- Provided entries
....

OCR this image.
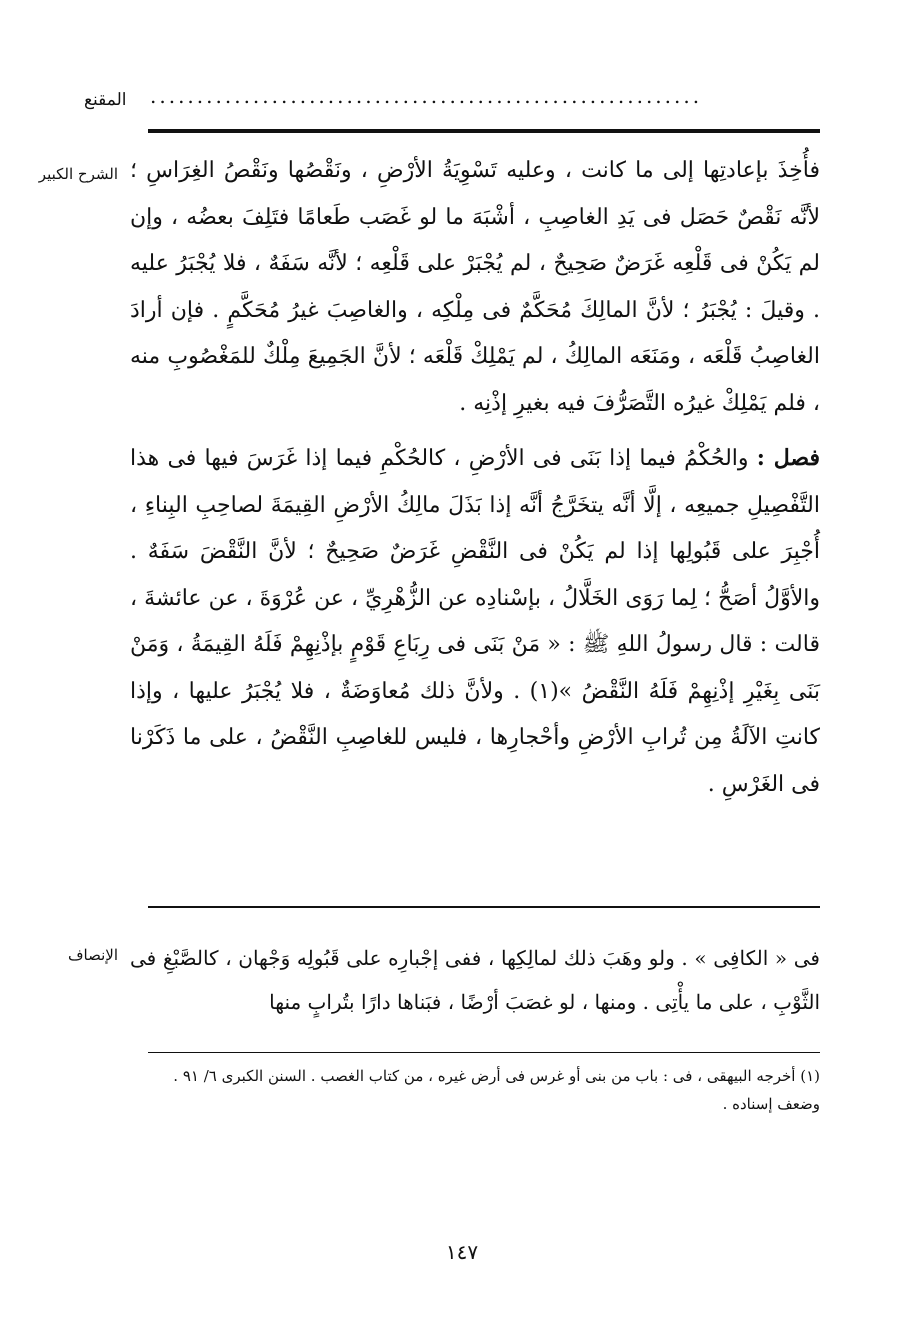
المقنع ...........................................................
الشرح الكبير فأُخِذَ بإعادتِها إلى ما كانت ، وعليه تَسْوِيَةُ الأرْضِ ، ونَقْصُها ونَقْصُ الغِرَاسِ ؛ لأنَّه نَقْصٌ حَصَل فى يَدِ الغاصِبِ ، أشْبَهَ ما لو غَصَب طَعامًا فتَلِفَ بعضُه ، وإن لم يَكُنْ فى قَلْعِه غَرَضٌ صَحِيحٌ ، لم يُجْبَرْ على قَلْعِه ؛ لأنَّه سَفَهٌ ، فلا يُجْبَرُ عليه . وقيلَ : يُجْبَرُ ؛ لأنَّ المالِكَ مُحَكَّمٌ فى مِلْكِه ، والغاصِبَ غيرُ مُحَكَّمٍ . فإن أرادَ الغاصِبُ قَلْعَه ، ومَنَعَه المالِكُ ، لم يَمْلِكْ قَلْعَه ؛ لأنَّ الجَمِيعَ مِلْكٌ للمَغْصُوبِ منه ، فلم يَمْلِكْ غيرُه التَّصَرُّفَ فيه بغيرِ إذْنِه .

فصل : والحُكْمُ فيما إذا بَنَى فى الأرْضِ ، كالحُكْمِ فيما إذا غَرَسَ فيها فى هذا التَّفْصِيلِ جميعِه ، إلَّا أنَّه يتخَرَّجُ أنَّه إذا بَذَلَ مالِكُ الأرْضِ القِيمَةَ لصاحِبِ البِناءِ ، أُجْبِرَ على قَبُولِها إذا لم يَكُنْ فى النَّقْضِ غَرَضٌ صَحِيحٌ ؛ لأنَّ النَّقْضَ سَفَهٌ . والأوَّلُ أصَحُّ ؛ لِما رَوَى الخَلَّالُ ، بإسْنادِه عن الزُّهْرِيِّ ، عن عُرْوَةَ ، عن عائشةَ ، قالت : قال رسولُ اللهِ ﷺ : « مَنْ بَنَى فى رِبَاعِ قَوْمٍ بإذْنِهِمْ فَلَهُ القِيمَةُ ، وَمَنْ بَنَى بِغَيْرِ إذْنِهِمْ فَلَهُ النَّقْضُ »(١) . ولأنَّ ذلك مُعاوَضَةٌ ، فلا يُجْبَرُ عليها ، وإذا كانتِ الآلَةُ مِن تُرابِ الأرْضِ وأحْجارِها ، فليس للغاصِبِ النَّقْضُ ، على ما ذَكَرْنا فى الغَرْسِ .

الإنصاف فى « الكافِى » . ولو وهَبَ ذلك لمالِكِها ، ففى إجْبارِه على قَبُولِه وَجْهان ، كالصَّبْغِ فى الثَّوْبِ ، على ما يأْتِى . ومنها ، لو غصَبَ أرْضًا ، فبَناها دارًا بتُرابٍ منها
(١) أخرجه البيهقى ، فى : باب من بنى أو غرس فى أرض غيره ، من كتاب الغصب . السنن الكبرى ٦/ ٩١ . وضعف إسناده .
١٤٧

....

- Directions for this task
Copy the data word for word. Pictures do not go in the copy.

- Output below
OCR this image.
المقنع ...........................................................
الشرح الكبير فأُخِذَ بإعادتِها إلى ما كانت ، وعليه تَسْوِيَةُ الأرْضِ ، ونَقْصُها ونَقْصُ الغِرَاسِ ؛ لأنَّه نَقْصٌ حَصَل فى يَدِ الغاصِبِ ، أشْبَهَ ما لو غَصَب طَعامًا فتَلِفَ بعضُه ، وإن لم يَكُنْ فى قَلْعِه غَرَضٌ صَحِيحٌ ، لم يُجْبَرْ على قَلْعِه ؛ لأنَّه سَفَهٌ ، فلا يُجْبَرُ عليه . وقيلَ : يُجْبَرُ ؛ لأنَّ المالِكَ مُحَكَّمٌ فى مِلْكِه ، والغاصِبَ غيرُ مُحَكَّمٍ . فإن أرادَ الغاصِبُ قَلْعَه ، ومَنَعَه المالِكُ ، لم يَمْلِكْ قَلْعَه ؛ لأنَّ الجَمِيعَ مِلْكٌ للمَغْصُوبِ منه ، فلم يَمْلِكْ غيرُه التَّصَرُّفَ فيه بغيرِ إذْنِه .

فصل : والحُكْمُ فيما إذا بَنَى فى الأرْضِ ، كالحُكْمِ فيما إذا غَرَسَ فيها فى هذا التَّفْصِيلِ جميعِه ، إلَّا أنَّه يتخَرَّجُ أنَّه إذا بَذَلَ مالِكُ الأرْضِ القِيمَةَ لصاحِبِ البِناءِ ، أُجْبِرَ على قَبُولِها إذا لم يَكُنْ فى النَّقْضِ غَرَضٌ صَحِيحٌ ؛ لأنَّ النَّقْضَ سَفَهٌ . والأوَّلُ أصَحُّ ؛ لِما رَوَى الخَلَّالُ ، بإسْنادِه عن الزُّهْرِيِّ ، عن عُرْوَةَ ، عن عائشةَ ، قالت : قال رسولُ اللهِ ﷺ : « مَنْ بَنَى فى رِبَاعِ قَوْمٍ بإذْنِهِمْ فَلَهُ القِيمَةُ ، وَمَنْ بَنَى بِغَيْرِ إذْنِهِمْ فَلَهُ النَّقْضُ »(١) . ولأنَّ ذلك مُعاوَضَةٌ ، فلا يُجْبَرُ عليها ، وإذا كانتِ الآلَةُ مِن تُرابِ الأرْضِ وأحْجارِها ، فليس للغاصِبِ النَّقْضُ ، على ما ذَكَرْنا فى الغَرْسِ .

الإنصاف فى « الكافِى » . ولو وهَبَ ذلك لمالِكِها ، ففى إجْبارِه على قَبُولِه وَجْهان ، كالصَّبْغِ فى الثَّوْبِ ، على ما يأْتِى . ومنها ، لو غصَبَ أرْضًا ، فبَناها دارًا بتُرابٍ منها
(١) أخرجه البيهقى ، فى : باب من بنى أو غرس فى أرض غيره ، من كتاب الغصب . السنن الكبرى ٦/ ٩١ . وضعف إسناده .
١٤٧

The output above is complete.